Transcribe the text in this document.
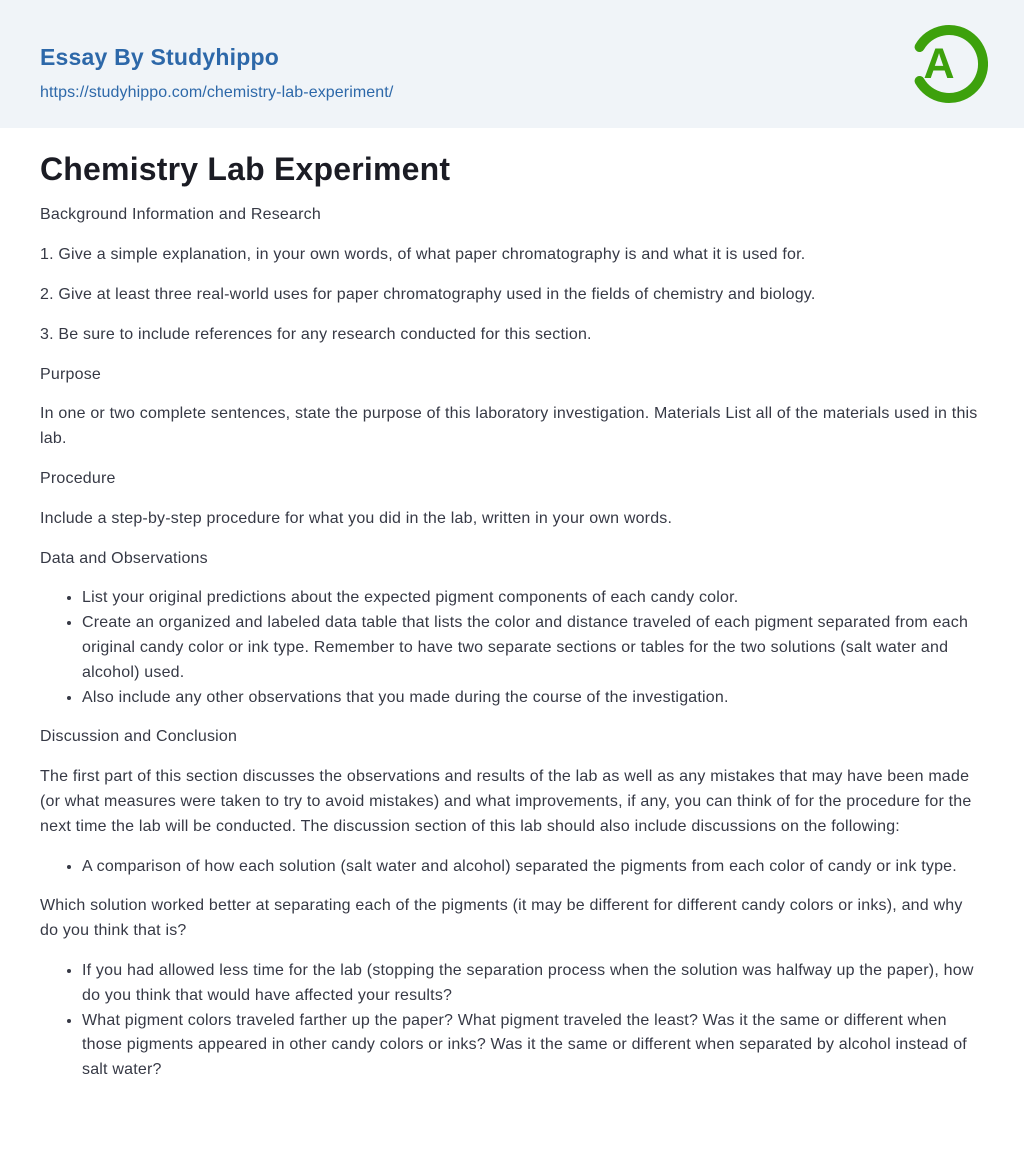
Essay By Studyhippo
https://studyhippo.com/chemistry-lab-experiment/
A
Chemistry Lab Experiment

Background Information and Research

1. Give a simple explanation, in your own words, of what paper chromatography is and what it is used for.

2. Give at least three real-world uses for paper chromatography used in the fields of chemistry and biology.

3. Be sure to include references for any research conducted for this section.

Purpose

In one or two complete sentences, state the purpose of this laboratory investigation. Materials List all of the materials used in this lab.

Procedure

Include a step-by-step procedure for what you did in the lab, written in your own words.

Data and Observations

• List your original predictions about the expected pigment components of each candy color.
• Create an organized and labeled data table that lists the color and distance traveled of each pigment separated from each original candy color or ink type. Remember to have two separate sections or tables for the two solutions (salt water and alcohol) used.
• Also include any other observations that you made during the course of the investigation.

Discussion and Conclusion

The first part of this section discusses the observations and results of the lab as well as any mistakes that may have been made (or what measures were taken to try to avoid mistakes) and what improvements, if any, you can think of for the procedure for the next time the lab will be conducted. The discussion section of this lab should also include discussions on the following:

• A comparison of how each solution (salt water and alcohol) separated the pigments from each color of candy or ink type.

Which solution worked better at separating each of the pigments (it may be different for different candy colors or inks), and why do you think that is?

• If you had allowed less time for the lab (stopping the separation process when the solution was halfway up the paper), how do you think that would have affected your results?
• What pigment colors traveled farther up the paper? What pigment traveled the least? Was it the same or different when those pigments appeared in other candy colors or inks? Was it the same or different when separated by alcohol instead of salt water?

#### Task statement
From the entries above, extract every line where the word "have" appears.

#### Result
• Create an organized and labeled data table that lists the color and distance traveled of each pigment separated from each original candy color or ink type. Remember to have two separate sections or tables for the two solutions (salt water and alcohol) used.
The first part of this section discusses the observations and results of the lab as well as any mistakes that may have been made (or what measures were taken to try to avoid mistakes) and what improvements, if any, you can think of for the procedure for the next time the lab will be conducted. The discussion section of this lab should also include discussions on the following:
• If you had allowed less time for the lab (stopping the separation process when the solution was halfway up the paper), how do you think that would have affected your results?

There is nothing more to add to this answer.